## TASK DETAILS
Every line of the data that contains the string "this" must be copied.

-- begin RECORD LIST --

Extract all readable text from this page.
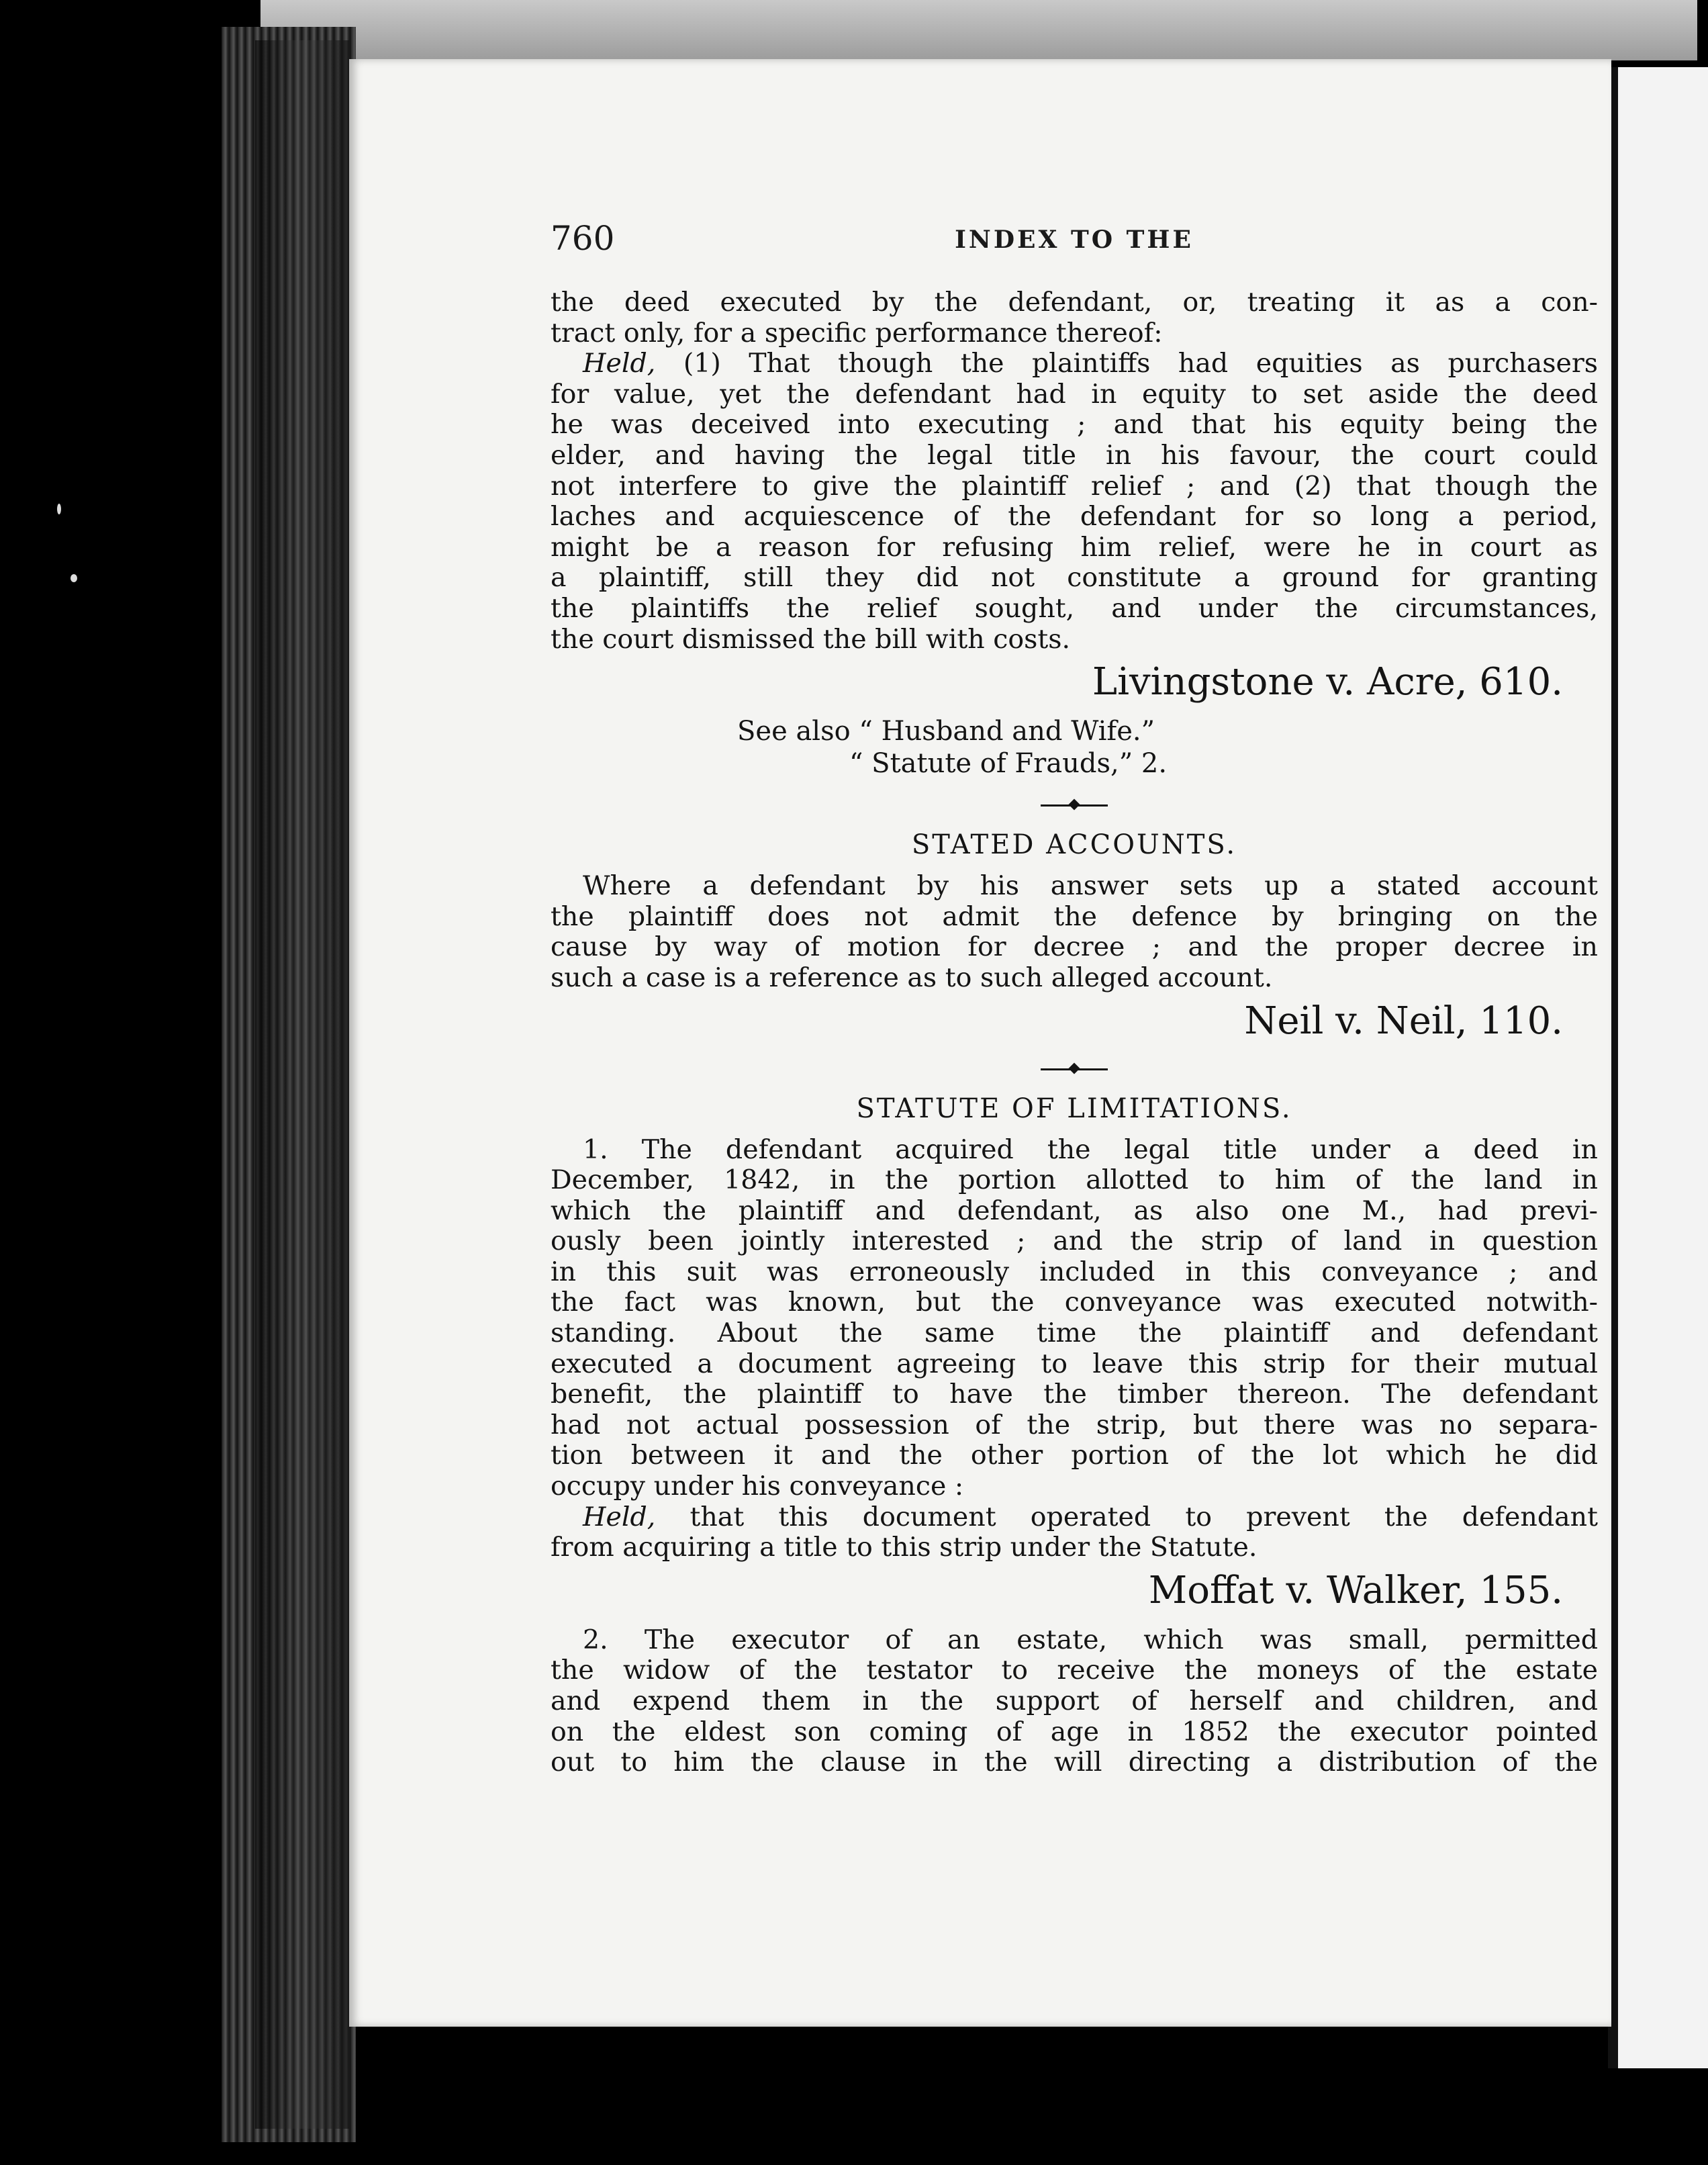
760	INDEX TO THE
the deed executed by the defendant, or, treating it as a con-
tract only, for a specific performance thereof:
Held, (1) That though the plaintiffs had equities as purchasers
for value, yet the defendant had in equity to set aside the deed
he was deceived into executing ; and that his equity being the
elder, and having the legal title in his favour, the court could
not interfere to give the plaintiff relief ; and (2) that though the
laches and acquiescence of the defendant for so long a period,
might be a reason for refusing him relief, were he in court as
a plaintiff, still they did not constitute a ground for granting
the plaintiffs the relief sought, and under the circumstances,
the court dismissed the bill with costs.
Livingstone v. Acre, 610.
See also “ Husband and Wife.”
“ Statute of Frauds,” 2.
STATED ACCOUNTS.
Where a defendant by his answer sets up a stated account
the plaintiff does not admit the defence by bringing on the
cause by way of motion for decree ; and the proper decree in
such a case is a reference as to such alleged account.
Neil v. Neil, 110.
STATUTE OF LIMITATIONS.
1. The defendant acquired the legal title under a deed in
December, 1842, in the portion allotted to him of the land in
which the plaintiff and defendant, as also one M., had previ-
ously been jointly interested ; and the strip of land in question
in this suit was erroneously included in this conveyance ; and
the fact was known, but the conveyance was executed notwith-
standing. About the same time the plaintiff and defendant
executed a document agreeing to leave this strip for their mutual
benefit, the plaintiff to have the timber thereon. The defendant
had not actual possession of the strip, but there was no separa-
tion between it and the other portion of the lot which he did
occupy under his conveyance :
Held, that this document operated to prevent the defendant
from acquiring a title to this strip under the Statute.
Moffat v. Walker, 155.
2. The executor of an estate, which was small, permitted
the widow of the testator to receive the moneys of the estate
and expend them in the support of herself and children, and
on the eldest son coming of age in 1852 the executor pointed
out to him the clause in the will directing a distribution of the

-- end RECORD LIST --

## FINISHED EXERCISE
Extract all readable text from this page.
in this suit was erroneously included in this conveyance ; and
executed a document agreeing to leave this strip for their mutual
Held, that this document operated to prevent the defendant
from acquiring a title to this strip under the Statute.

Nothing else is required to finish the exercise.